*Task statement:*
Return each line of the records holding the string "document".

*Entries:*

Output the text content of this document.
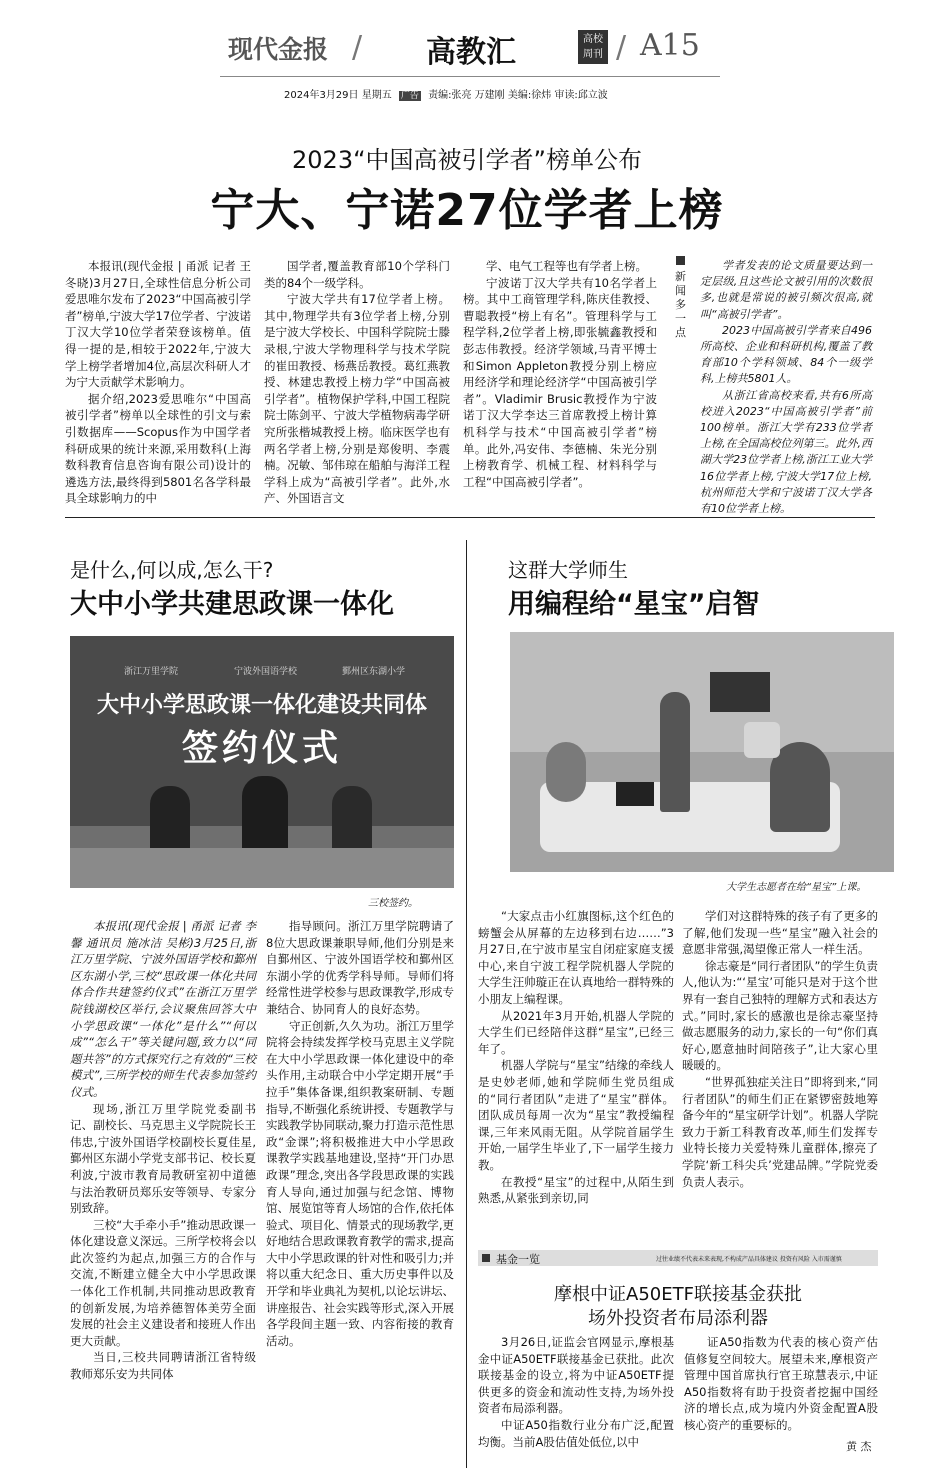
现代金报 / 高教汇	高校
周刊 / A15
2024年3月29日 星期五 广告 责编:张亮 万建刚 美编:徐炜 审读:邱立波
2023“中国高被引学者”榜单公布
宁大、宁诺27位学者上榜

本报讯(现代金报 | 甬派 记者 王冬晓)3月27日,全球性信息分析公司爱思唯尔发布了2023“中国高被引学者”榜单,宁波大学17位学者、宁波诺丁汉大学10位学者荣登该榜单。值得一提的是,相较于2022年,宁波大学上榜学者增加4位,高层次科研人才为宁大贡献学术影响力。

据介绍,2023爱思唯尔“中国高被引学者”榜单以全球性的引文与索引数据库——Scopus作为中国学者科研成果的统计来源,采用数科(上海数科教育信息咨询有限公司)设计的遴选方法,最终得到5801名各学科最具全球影响力的中

国学者,覆盖教育部10个学科门类的84个一级学科。

宁波大学共有17位学者上榜。其中,物理学共有3位学者上榜,分别是宁波大学校长、中国科学院院士滕录根,宁波大学物理科学与技术学院的崔田教授、杨燕岳教授。葛红燕教授、林建忠教授上榜力学“中国高被引学者”。植物保护学科,中国工程院院士陈剑平、宁波大学植物病毒学研究所张楷城教授上榜。临床医学也有两名学者上榜,分别是郑俊明、李震楠。况敏、邹伟琼在船舶与海洋工程学科上成为“高被引学者”。此外,水产、外国语言文

学、电气工程等也有学者上榜。

宁波诺丁汉大学共有10名学者上榜。其中工商管理学科,陈庆佳教授、曹聪教授“榜上有名”。管理科学与工程学科,2位学者上榜,即张毓鑫教授和彭志伟教授。经济学领域,马青平博士和Simon Appleton教授分别上榜应用经济学和理论经济学“中国高被引学者”。Vladimir Brusic教授作为宁波诺丁汉大学李达三首席教授上榜计算机科学与技术“中国高被引学者”榜单。此外,冯安伟、李德楠、朱光分别上榜教育学、机械工程、材料科学与工程“中国高被引学者”。

新闻多一点

学者发表的论文质量要达到一定层级,且这些论文被引用的次数很多,也就是常说的被引频次很高,就叫“高被引学者”。

2023中国高被引学者来自496所高校、企业和科研机构,覆盖了教育部10个学科领域、84个一级学科,上榜共5801人。

从浙江省高校来看,共有6所高校进入2023“中国高被引学者”前100榜单。浙江大学有233位学者上榜,在全国高校位列第三。此外,西湖大学23位学者上榜,浙江工业大学16位学者上榜,宁波大学17位上榜,杭州师范大学和宁波诺丁汉大学各有10位学者上榜。

是什么,何以成,怎么干?
大中小学共建思政课一体化
浙江万里学院	宁波外国语学校	鄞州区东湖小学
大中小学思政课一体化建设共同体
签约仪式
三校签约。

本报讯(现代金报 | 甬派 记者 李馨 通讯员 施冰洁 吴彬)3月25日,浙江万里学院、宁波外国语学校和鄞州区东湖小学,三校“思政课一体化共同体合作共建签约仪式”在浙江万里学院钱湖校区举行,会议聚焦回答大中小学思政课“一体化”是什么”“何以成”“怎么干”等关键问题,致力以“同题共答”的方式探究行之有效的“三校模式”,三所学校的师生代表参加签约仪式。

现场,浙江万里学院党委副书记、副校长、马克思主义学院院长王伟忠,宁波外国语学校副校长夏佳星,鄞州区东湖小学党支部书记、校长夏利波,宁波市教育局教研室初中道德与法治教研员郑乐安等领导、专家分别致辞。

三校“大手牵小手”推动思政课一体化建设意义深远。三所学校将会以此次签约为起点,加强三方的合作与交流,不断建立健全大中小学思政课一体化工作机制,共同推动思政教育的创新发展,为培养德智体美劳全面发展的社会主义建设者和接班人作出更大贡献。

当日,三校共同聘请浙江省特级教师郑乐安为共同体

指导顾问。浙江万里学院聘请了8位大思政课兼职导师,他们分别是来自鄞州区、宁波外国语学校和鄞州区东湖小学的优秀学科导师。导师们将经常性进学校参与思政课教学,形成专兼结合、协同育人的良好态势。

守正创新,久久为功。浙江万里学院将会持续发挥学校马克思主义学院在大中小学思政课一体化建设中的牵头作用,主动联合中小学定期开展“手拉手”集体备课,组织教案研制、专题指导,不断强化系统讲授、专题教学与实践教学协同联动,聚力打造示范性思政“金课”;将积极推进大中小学思政课教学实践基地建设,坚持“开门办思政课”理念,突出各学段思政课的实践育人导向,通过加强与纪念馆、博物馆、展览馆等育人场馆的合作,依托体验式、项目化、情景式的现场教学,更好地结合思政课教育教学的需求,提高大中小学思政课的针对性和吸引力;并将以重大纪念日、重大历史事件以及开学和毕业典礼为契机,以论坛讲坛、讲座报告、社会实践等形式,深入开展各学段间主题一致、内容衔接的教育活动。

这群大学师生
用编程给“星宝”启智
大学生志愿者在给“星宝”上课。

“大家点击小红旗图标,这个红色的螃蟹会从屏幕的左边移到右边……”3月27日,在宁波市星宝自闭症家庭支援中心,来自宁波工程学院机器人学院的大学生汪帅璇正在认真地给一群特殊的小朋友上编程课。

从2021年3月开始,机器人学院的大学生们已经陪伴这群“星宝”,已经三年了。

机器人学院与“星宝”结缘的牵线人是史妙老师,她和学院师生党员组成的“同行者团队”走进了“星宝”群体。团队成员每周一次为“星宝”教授编程课,三年来风雨无阻。从学院首届学生开始,一届学生毕业了,下一届学生接力教。

在教授“星宝”的过程中,从陌生到熟悉,从紧张到亲切,同

学们对这群特殊的孩子有了更多的了解,他们发现一些“星宝”融入社会的意愿非常强,渴望像正常人一样生活。

徐志豪是“同行者团队”的学生负责人,他认为:“‘星宝’可能只是对于这个世界有一套自己独特的理解方式和表达方式。”同时,家长的感激也是徐志豪坚持做志愿服务的动力,家长的一句“你们真好心,愿意抽时间陪孩子”,让大家心里暖暖的。

“世界孤独症关注日”即将到来,“同行者团队”的师生们正在紧锣密鼓地筹备今年的“星宝研学计划”。机器人学院致力于新工科教育改革,师生们发挥专业特长接力关爱特殊儿童群体,擦亮了学院‘新工科尖兵’党建品牌。”学院党委负责人表示。

基金一览	过往业绩不代表未来表现,不构成产品具体建议 投资有风险 入市需谨慎
摩根中证A50ETF联接基金获批
场外投资者布局添利器

3月26日,证监会官网显示,摩根基金中证A50ETF联接基金已获批。此次联接基金的设立,将为中证A50ETF提供更多的资金和流动性支持,为场外投资者布局添利器。

中证A50指数行业分布广泛,配置均衡。当前A股估值处低位,以中

证A50指数为代表的核心资产估值修复空间较大。展望未来,摩根资产管理中国首席执行官王琼慧表示,中证A50指数将有助于投资者挖掘中国经济的增长点,成为境内外资金配置A股核心资产的重要标的。

黄 杰
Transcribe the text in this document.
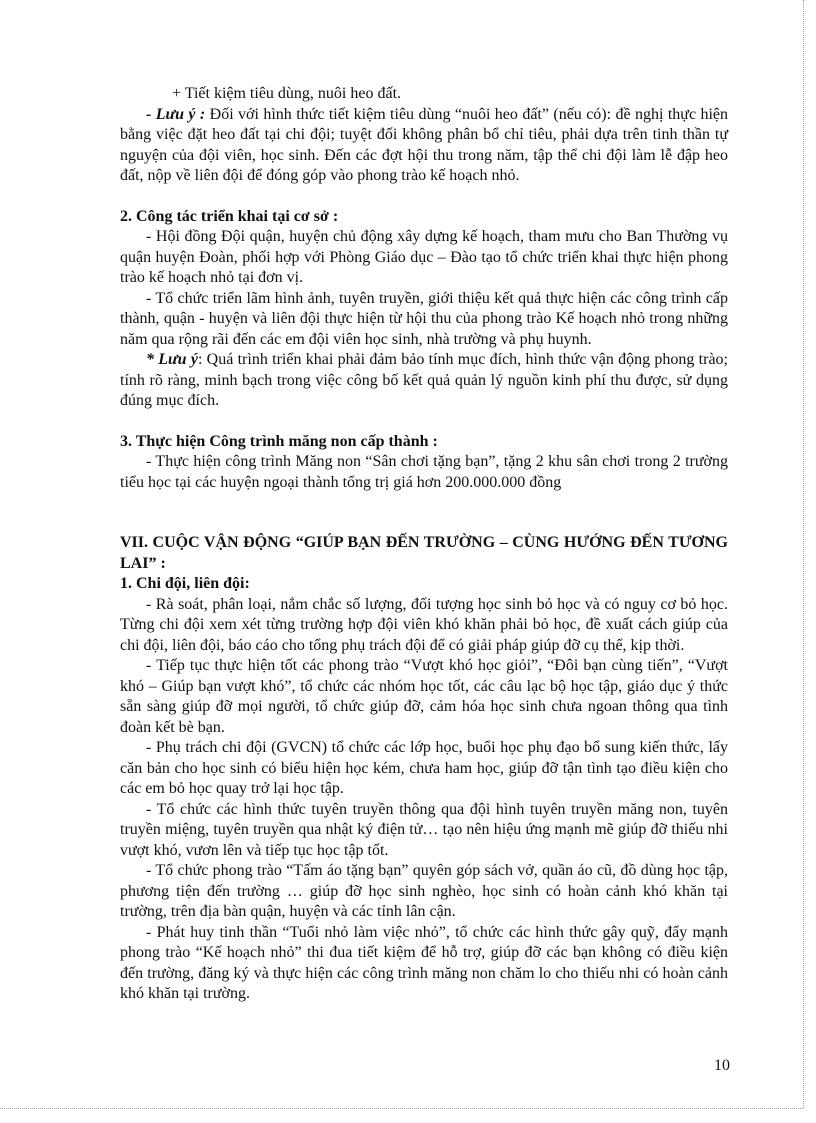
+ Tiết kiệm tiêu dùng, nuôi heo đất.

- Lưu ý : Đối với hình thức tiết kiệm tiêu dùng “nuôi heo đất” (nếu có): đề nghị thực hiện bằng việc đặt heo đất tại chi đội; tuyệt đối không phân bổ chỉ tiêu, phải dựa trên tinh thần tự nguyện của đội viên, học sinh. Đến các đợt hội thu trong năm, tập thể chi đội làm lễ đập heo đất, nộp về liên đội để đóng góp vào phong trào kế hoạch nhỏ.

2. Công tác triển khai tại cơ sở :

- Hội đồng Đội quận, huyện chủ động xây dựng kế hoạch, tham mưu cho Ban Thường vụ quận huyện Đoàn, phối hợp với Phòng Giáo dục – Đào tạo tổ chức triển khai thực hiện phong trào kế hoạch nhỏ tại đơn vị.

- Tổ chức triển lãm hình ảnh, tuyên truyền, giới thiệu kết quả thực hiện các công trình cấp thành, quận - huyện và liên đội thực hiện từ hội thu của phong trào Kế hoạch nhỏ trong những năm qua rộng rãi đến các em đội viên học sinh, nhà trường và phụ huynh.

* Lưu ý: Quá trình triển khai phải đảm bảo tính mục đích, hình thức vận động phong trào; tính rõ ràng, minh bạch trong việc công bố kết quả quản lý nguồn kinh phí thu được, sử dụng đúng mục đích.

3. Thực hiện Công trình măng non cấp thành :

- Thực hiện công trình Măng non “Sân chơi tặng bạn”, tặng 2 khu sân chơi trong 2 trường tiểu học tại các huyện ngoại thành tổng trị giá hơn 200.000.000 đồng

VII. CUỘC VẬN ĐỘNG “GIÚP BẠN ĐẾN TRƯỜNG – CÙNG HƯỚNG ĐẾN TƯƠNG LAI” :
1. Chi đội, liên đội:

- Rà soát, phân loại, nắm chắc số lượng, đối tượng học sinh bỏ học và có nguy cơ bỏ học. Từng chi đội xem xét từng trường hợp đội viên khó khăn phải bỏ học, đề xuất cách giúp của chi đội, liên đội, báo cáo cho tổng phụ trách đội để có giải pháp giúp đỡ cụ thể, kịp thời.

- Tiếp tục thực hiện tốt các phong trào “Vượt khó học giỏi”, “Đôi bạn cùng tiến”, “Vượt khó – Giúp bạn vượt khó”, tổ chức các nhóm học tốt, các câu lạc bộ học tập, giáo dục ý thức sẵn sàng giúp đỡ mọi người, tổ chức giúp đỡ, cảm hóa học sinh chưa ngoan thông qua tình đoàn kết bè bạn.

- Phụ trách chi đội (GVCN) tổ chức các lớp học, buổi học phụ đạo bổ sung kiến thức, lấy căn bản cho học sinh có biểu hiện học kém, chưa ham học, giúp đỡ tận tình tạo điều kiện cho các em bỏ học quay trở lại học tập.

- Tổ chức các hình thức tuyên truyền thông qua đội hình tuyên truyền măng non, tuyên truyền miệng, tuyên truyền qua nhật ký điện tử… tạo nên hiệu ứng mạnh mẽ giúp đỡ thiếu nhi vượt khó, vươn lên và tiếp tục học tập tốt.

- Tổ chức phong trào “Tấm áo tặng bạn” quyên góp sách vở, quần áo cũ, đồ dùng học tập, phương tiện đến trường … giúp đỡ học sinh nghèo, học sinh có hoàn cảnh khó khăn tại trường, trên địa bàn quận, huyện và các tỉnh lân cận.

- Phát huy tinh thần “Tuổi nhỏ làm việc nhỏ”, tổ chức các hình thức gây quỹ, đẩy mạnh phong trào “Kế hoạch nhỏ” thi đua tiết kiệm để hỗ trợ, giúp đỡ các bạn không có điều kiện đến trường, đăng ký và thực hiện các công trình măng non chăm lo cho thiếu nhi có hoàn cảnh khó khăn tại trường.

10
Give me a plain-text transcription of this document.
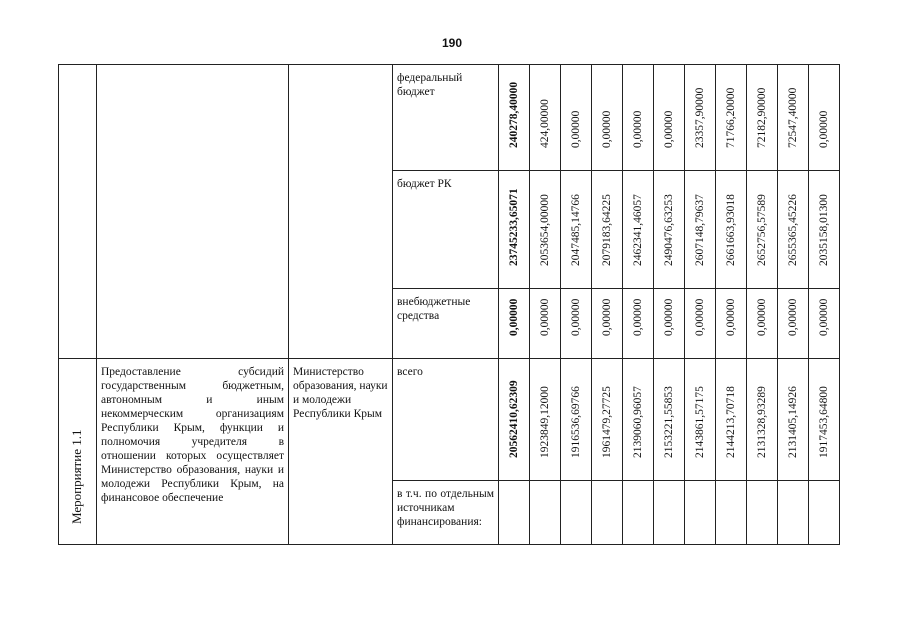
190

			федеральный бюджет	240278,40000	424,00000	0,00000	0,00000	0,00000	0,00000	23357,90000	71766,20000	72182,90000	72547,40000	0,00000

			бюджет РК	23745233,65071	2053654,00000	2047485,14766	2079183,64225	2462341,46057	2490476,63253	2607148,79637	2661663,93018	2652756,57589	2655365,45226	2035158,01300

			внебюджетные средства	0,00000	0,00000	0,00000	0,00000	0,00000	0,00000	0,00000	0,00000	0,00000	0,00000	0,00000

Мероприятие 1.1	Предоставление субсидий государственным бюджетным, автономным и иным некоммерческим организациям Республики Крым, функции и полномочия учредителя в отношении которых осуществляет Министерство образования, науки и молодежи Республики Крым, на финансовое обеспечение	Министерство образования, науки и молодежи Республики Крым	всего	20562410,62309	1923849,12000	1916536,69766	1961479,27725	2139060,96057	2153221,55853	2143861,57175	2144213,70718	2131328,93289	2131405,14926	1917453,64800

			в т.ч. по отдельным источникам финансирования:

*Task answer:*
Output the text content of this document.
Transcribe the text in this document.
Give me a plain-text transcription of this document.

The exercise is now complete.